▶ _Exercise goal_
Set down these rows again with no changes, beginning at the line that contains "expand-icon: + — [208, 289, 219, 305]" and stopping after the line that contains "menu-toggle-button[interactable]: ≡ —".

===== Provided information =====

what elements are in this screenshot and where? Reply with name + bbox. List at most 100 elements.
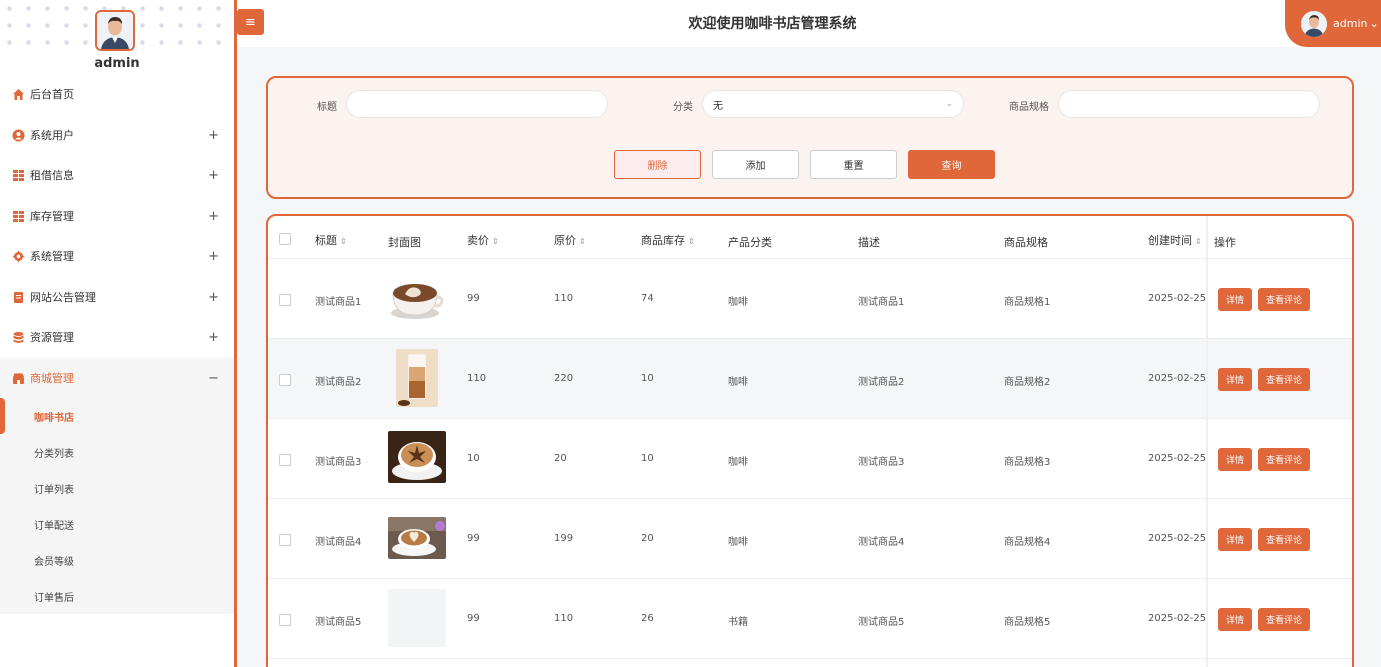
expand-icon: + — [208, 289, 219, 305]
sidebar-item-label: 商城管理 — [30, 372, 74, 385]
sort-icon: ⇕ — [579, 237, 586, 246]
search-panel: 标题 分类 无 ⌄ 商品规格 删除 添加 重置 查询 — [266, 76, 1354, 199]
cell-spec: 商品规格2 — [1004, 377, 1051, 388]
row-checkbox[interactable] — [279, 534, 291, 546]
cell-stock: 10 — [641, 453, 654, 464]
cell-description: 测试商品5 — [858, 617, 905, 628]
cover-image — [388, 517, 446, 559]
cell-title: 测试商品3 — [315, 457, 362, 468]
detail-button[interactable]: 详情 — [1218, 608, 1252, 631]
home-icon — [13, 88, 24, 100]
sidebar-subitem-after-sales[interactable]: 订单售后 — [0, 578, 234, 614]
cell-price: 10 — [467, 453, 480, 464]
cell-created: 2025-02-25 — [1148, 613, 1207, 624]
view-reviews-button[interactable]: 查看评论 — [1258, 528, 1310, 551]
column-header-stock[interactable]: 商品库存 ⇕ — [641, 232, 695, 248]
database-icon — [13, 331, 24, 343]
sidebar-subitem-order-list[interactable]: 订单列表 — [0, 470, 234, 506]
sidebar-item-system-settings[interactable]: 系统管理 + — [0, 236, 234, 276]
sidebar-item-announcements[interactable]: 网站公告管理 + — [0, 277, 234, 317]
cell-description: 测试商品1 — [858, 297, 905, 308]
view-reviews-button[interactable]: 查看评论 — [1258, 448, 1310, 471]
row-checkbox[interactable] — [279, 454, 291, 466]
shop-icon — [13, 373, 24, 384]
cell-description: 测试商品4 — [858, 537, 905, 548]
delete-button[interactable]: 删除 — [614, 150, 701, 179]
table-row: 测试商品1 99 110 74 咖啡 测试商品1 商品规格1 2025-02-2… — [268, 259, 1352, 339]
user-menu[interactable]: admin ⌄ — [1285, 0, 1381, 47]
sidebar-item-shop[interactable]: 商城管理 − — [0, 358, 234, 398]
sidebar-user-name: admin — [94, 56, 140, 71]
cell-description: 测试商品2 — [858, 377, 905, 388]
cell-original-price: 110 — [554, 613, 574, 624]
detail-button[interactable]: 详情 — [1218, 288, 1252, 311]
grid-icon — [13, 210, 24, 222]
spec-filter-input[interactable] — [1058, 90, 1320, 118]
select-all-checkbox[interactable] — [279, 233, 291, 245]
view-reviews-button[interactable]: 查看评论 — [1258, 288, 1310, 311]
cell-price: 99 — [467, 293, 480, 304]
cell-category: 咖啡 — [728, 297, 748, 308]
cell-spec: 商品规格1 — [1004, 297, 1051, 308]
sidebar-item-resources[interactable]: 资源管理 + — [0, 317, 234, 357]
menu-toggle-button[interactable]: ≡ — [237, 9, 264, 35]
sidebar-subitem-coffee-bookstore[interactable]: 咖啡书店 — [0, 398, 234, 434]
cell-title: 测试商品2 — [315, 377, 362, 388]
sidebar: admin 后台首页 系统用户 + 租借信息 + 库存管理 + 系统管理 + 网… — [0, 0, 234, 667]
detail-button[interactable]: 详情 — [1218, 448, 1252, 471]
sidebar-item-inventory[interactable]: 库存管理 + — [0, 196, 234, 236]
view-reviews-button[interactable]: 查看评论 — [1258, 608, 1310, 631]
sidebar-item-rental-info[interactable]: 租借信息 + — [0, 155, 234, 195]
cell-title: 测试商品1 — [315, 297, 362, 308]
table-row: 测试商品3 10 20 10 咖啡 测试商品3 商品规格3 2025-02-25… — [268, 419, 1352, 499]
column-header-price[interactable]: 卖价 ⇕ — [467, 232, 499, 248]
sort-icon: ⇕ — [1195, 237, 1202, 246]
expand-icon: + — [208, 248, 219, 264]
column-header-created[interactable]: 创建时间 ⇕ — [1148, 232, 1202, 248]
cell-original-price: 220 — [554, 373, 574, 384]
cover-image — [388, 589, 446, 647]
sidebar-item-system-users[interactable]: 系统用户 + — [0, 115, 234, 155]
column-header-title[interactable]: 标题 ⇕ — [315, 232, 347, 248]
cover-image — [388, 269, 446, 327]
column-header-spec: 商品规格 — [1004, 236, 1048, 249]
collapse-icon: − — [208, 370, 219, 386]
sidebar-subitem-category-list[interactable]: 分类列表 — [0, 434, 234, 470]
sort-icon: ⇕ — [688, 237, 695, 246]
sidebar-subitem-member-level[interactable]: 会员等级 — [0, 542, 234, 578]
user-menu-label: admin — [1333, 17, 1368, 30]
reset-button[interactable]: 重置 — [810, 150, 897, 179]
table-row: 测试商品2 110 220 10 咖啡 测试商品2 商品规格2 2025-02-… — [268, 339, 1352, 419]
detail-button[interactable]: 详情 — [1218, 368, 1252, 391]
chevron-down-icon: ⌄ — [1369, 17, 1379, 30]
sort-icon: ⇕ — [340, 237, 347, 246]
document-icon — [14, 291, 23, 303]
cell-title: 测试商品4 — [315, 537, 362, 548]
view-reviews-button[interactable]: 查看评论 — [1258, 368, 1310, 391]
category-selected-value: 无 — [713, 100, 723, 112]
sidebar-item-home[interactable]: 后台首页 — [0, 74, 234, 114]
expand-icon: + — [208, 167, 219, 183]
title-filter-input[interactable] — [346, 90, 608, 118]
row-checkbox[interactable] — [279, 294, 291, 306]
query-button[interactable]: 查询 — [908, 150, 995, 179]
column-header-cover: 封面图 — [388, 236, 421, 249]
cell-created: 2025-02-25 — [1148, 293, 1207, 304]
title-filter-label: 标题 — [317, 102, 337, 113]
sidebar-item-label: 库存管理 — [30, 210, 74, 223]
sort-icon: ⇕ — [492, 237, 499, 246]
sidebar-subitem-order-delivery[interactable]: 订单配送 — [0, 506, 234, 542]
cell-price: 99 — [467, 613, 480, 624]
row-checkbox[interactable] — [279, 614, 291, 626]
detail-button[interactable]: 详情 — [1218, 528, 1252, 551]
cell-spec: 商品规格5 — [1004, 617, 1051, 628]
sidebar-item-label: 网站公告管理 — [30, 291, 96, 304]
column-header-original-price[interactable]: 原价 ⇕ — [554, 232, 586, 248]
cover-image — [396, 349, 438, 407]
active-indicator — [0, 398, 5, 434]
row-checkbox[interactable] — [279, 374, 291, 386]
add-button[interactable]: 添加 — [712, 150, 799, 179]
category-filter-select[interactable]: 无 ⌄ — [702, 90, 964, 118]
column-header-category: 产品分类 — [728, 236, 772, 249]
cell-spec: 商品规格4 — [1004, 537, 1051, 548]
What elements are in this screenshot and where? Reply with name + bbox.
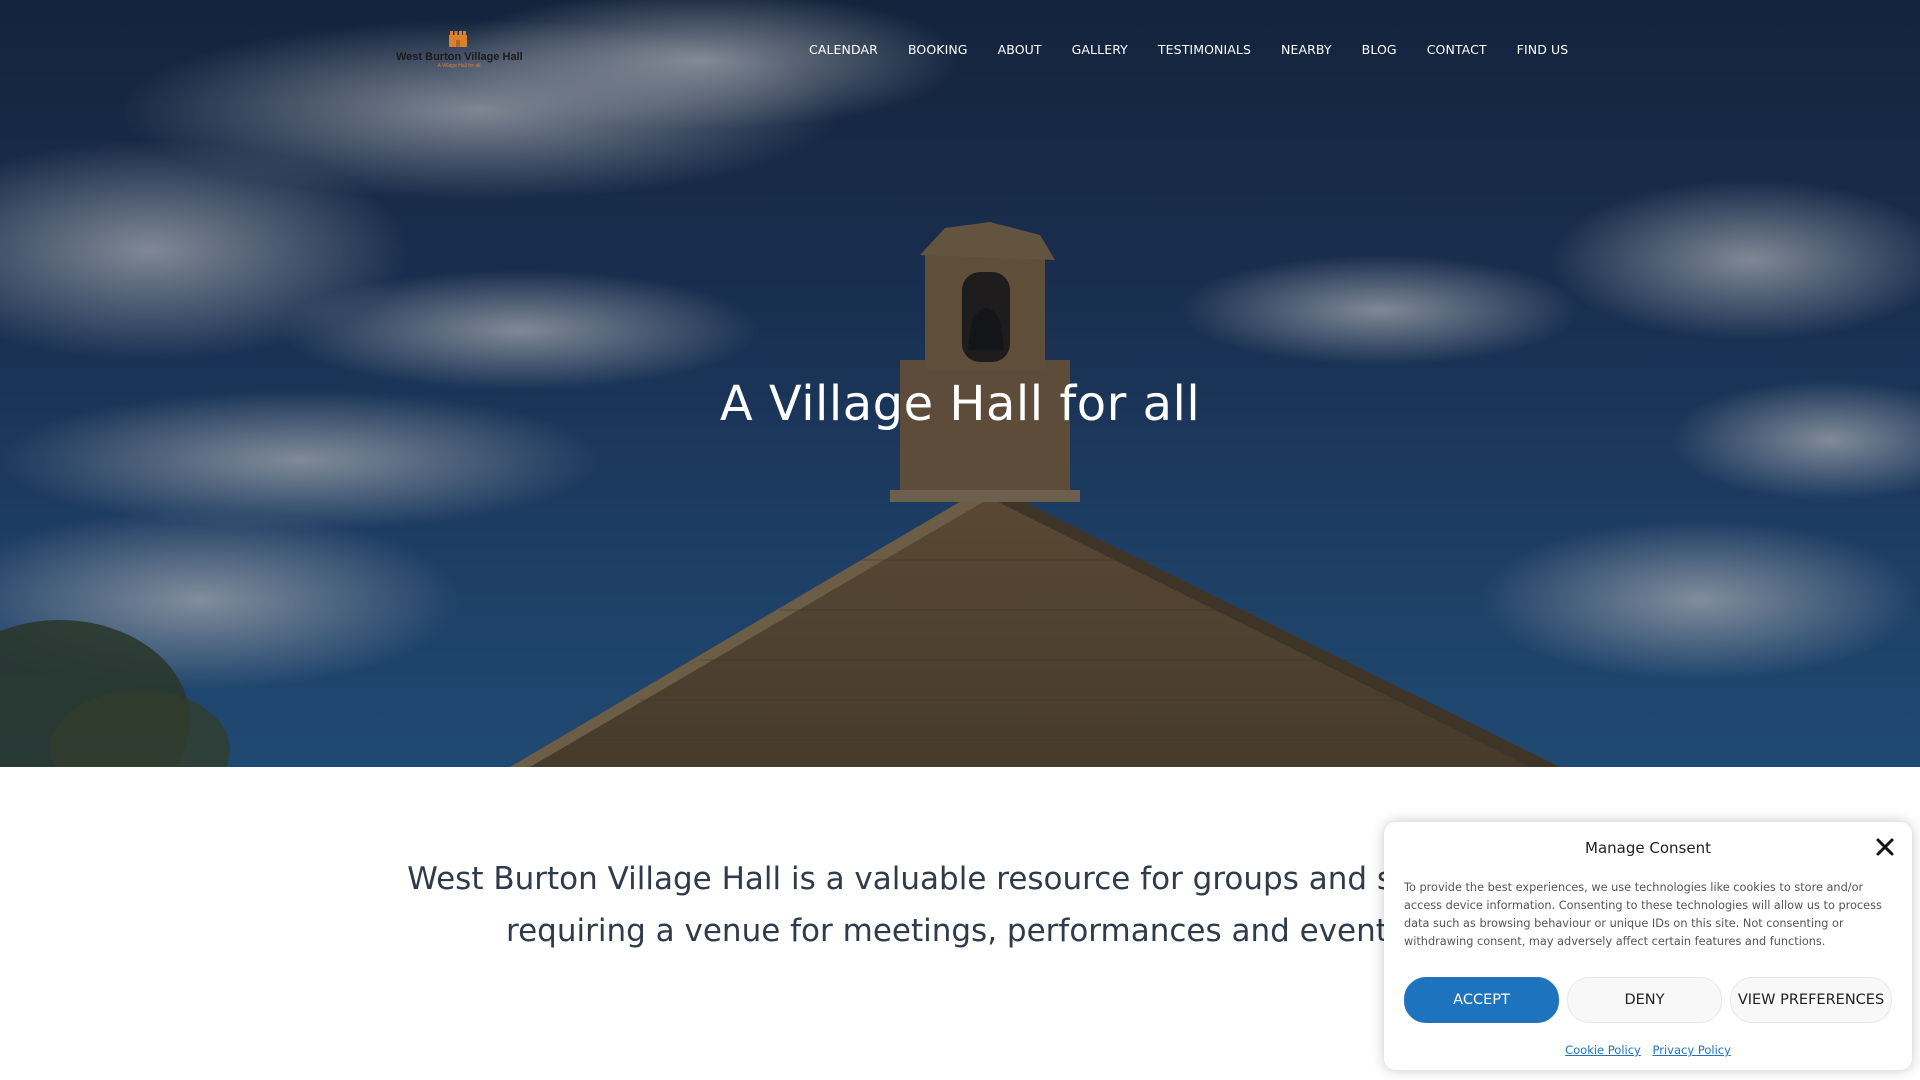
view-preferences-button[interactable]: VIEW PREFERENCES	[1730, 977, 1892, 1023]
hero-banner: West Burton Village Hall A Village Hall …	[0, 0, 1920, 767]
deny-button[interactable]: DENY	[1567, 977, 1722, 1023]
nav-testimonials[interactable]: TESTIMONIALS	[1158, 42, 1251, 57]
intro-line-1: West Burton Village Hall is a valuable r…	[407, 861, 1513, 897]
consent-body-text: To provide the best experiences, we use …	[1404, 881, 1882, 948]
nav-contact[interactable]: CONTACT	[1427, 42, 1487, 57]
site-logo[interactable]: West Burton Village Hall A Village Hall …	[396, 30, 523, 72]
main-navigation: CALENDAR BOOKING ABOUT GALLERY TESTIMONI…	[809, 42, 1598, 57]
nav-booking[interactable]: BOOKING	[908, 42, 968, 57]
nav-calendar[interactable]: CALENDAR	[809, 42, 878, 57]
accept-button[interactable]: ACCEPT	[1404, 977, 1559, 1023]
nav-about[interactable]: ABOUT	[998, 42, 1042, 57]
close-icon[interactable]	[1874, 836, 1896, 858]
intro-text: West Burton Village Hall is a valuable r…	[400, 853, 1520, 957]
consent-title: Manage Consent	[1585, 839, 1711, 857]
cookie-consent-dialog: Manage Consent To provide the best exper…	[1384, 822, 1912, 1070]
logo-tagline: A Village Hall for all	[437, 63, 481, 69]
nav-gallery[interactable]: GALLERY	[1072, 42, 1128, 57]
consent-policy-links: Cookie Policy Privacy Policy	[1384, 1043, 1912, 1057]
privacy-policy-link[interactable]: Privacy Policy	[1653, 1043, 1731, 1057]
cookie-policy-link[interactable]: Cookie Policy	[1565, 1043, 1641, 1057]
intro-line-2: requiring a venue for meetings, performa…	[506, 913, 1414, 949]
logo-name: West Burton Village Hall	[396, 51, 523, 63]
nav-find-us[interactable]: FIND US	[1517, 42, 1569, 57]
hero-title: A Village Hall for all	[719, 376, 1201, 432]
nav-blog[interactable]: BLOG	[1362, 42, 1397, 57]
hall-building-icon	[449, 31, 467, 47]
nav-nearby[interactable]: NEARBY	[1281, 42, 1332, 57]
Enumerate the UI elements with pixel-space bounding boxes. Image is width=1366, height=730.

=====

▶ _Solution to the problem_
expand-icon: + — [208, 289, 219, 305]
sidebar-item-label: 商城管理 — [30, 372, 74, 385]
sort-icon: ⇕ — [579, 237, 586, 246]
search-panel: 标题 分类 无 ⌄ 商品规格 删除 添加 重置 查询 — [266, 76, 1354, 199]
cell-spec: 商品规格2 — [1004, 377, 1051, 388]
row-checkbox[interactable] — [279, 534, 291, 546]
cell-stock: 10 — [641, 453, 654, 464]
cell-description: 测试商品5 — [858, 617, 905, 628]
cover-image — [388, 517, 446, 559]
cell-title: 测试商品3 — [315, 457, 362, 468]
detail-button[interactable]: 详情 — [1218, 608, 1252, 631]
home-icon — [13, 88, 24, 100]
sidebar-subitem-after-sales[interactable]: 订单售后 — [0, 578, 234, 614]
cell-price: 10 — [467, 453, 480, 464]
cell-created: 2025-02-25 — [1148, 613, 1207, 624]
view-reviews-button[interactable]: 查看评论 — [1258, 528, 1310, 551]
column-header-stock[interactable]: 商品库存 ⇕ — [641, 232, 695, 248]
database-icon — [13, 331, 24, 343]
sidebar-subitem-order-list[interactable]: 订单列表 — [0, 470, 234, 506]
sidebar-item-system-settings[interactable]: 系统管理 + — [0, 236, 234, 276]
sidebar-item-announcements[interactable]: 网站公告管理 + — [0, 277, 234, 317]
cell-description: 测试商品1 — [858, 297, 905, 308]
view-reviews-button[interactable]: 查看评论 — [1258, 448, 1310, 471]
row-checkbox[interactable] — [279, 454, 291, 466]
shop-icon — [13, 373, 24, 384]
cell-description: 测试商品4 — [858, 537, 905, 548]
delete-button[interactable]: 删除 — [614, 150, 701, 179]
table-row: 测试商品1 99 110 74 咖啡 测试商品1 商品规格1 2025-02-2… — [268, 259, 1352, 339]
user-menu[interactable]: admin ⌄ — [1285, 0, 1381, 47]
sidebar-item-shop[interactable]: 商城管理 − — [0, 358, 234, 398]
sidebar-user-name: admin — [94, 56, 140, 71]
cell-description: 测试商品2 — [858, 377, 905, 388]
cell-original-price: 110 — [554, 613, 574, 624]
detail-button[interactable]: 详情 — [1218, 288, 1252, 311]
grid-icon — [13, 210, 24, 222]
spec-filter-input[interactable] — [1058, 90, 1320, 118]
select-all-checkbox[interactable] — [279, 233, 291, 245]
view-reviews-button[interactable]: 查看评论 — [1258, 288, 1310, 311]
cell-price: 99 — [467, 293, 480, 304]
cell-category: 咖啡 — [728, 297, 748, 308]
cell-spec: 商品规格1 — [1004, 297, 1051, 308]
sidebar-item-resources[interactable]: 资源管理 + — [0, 317, 234, 357]
menu-toggle-button[interactable]: ≡ — [237, 9, 264, 35]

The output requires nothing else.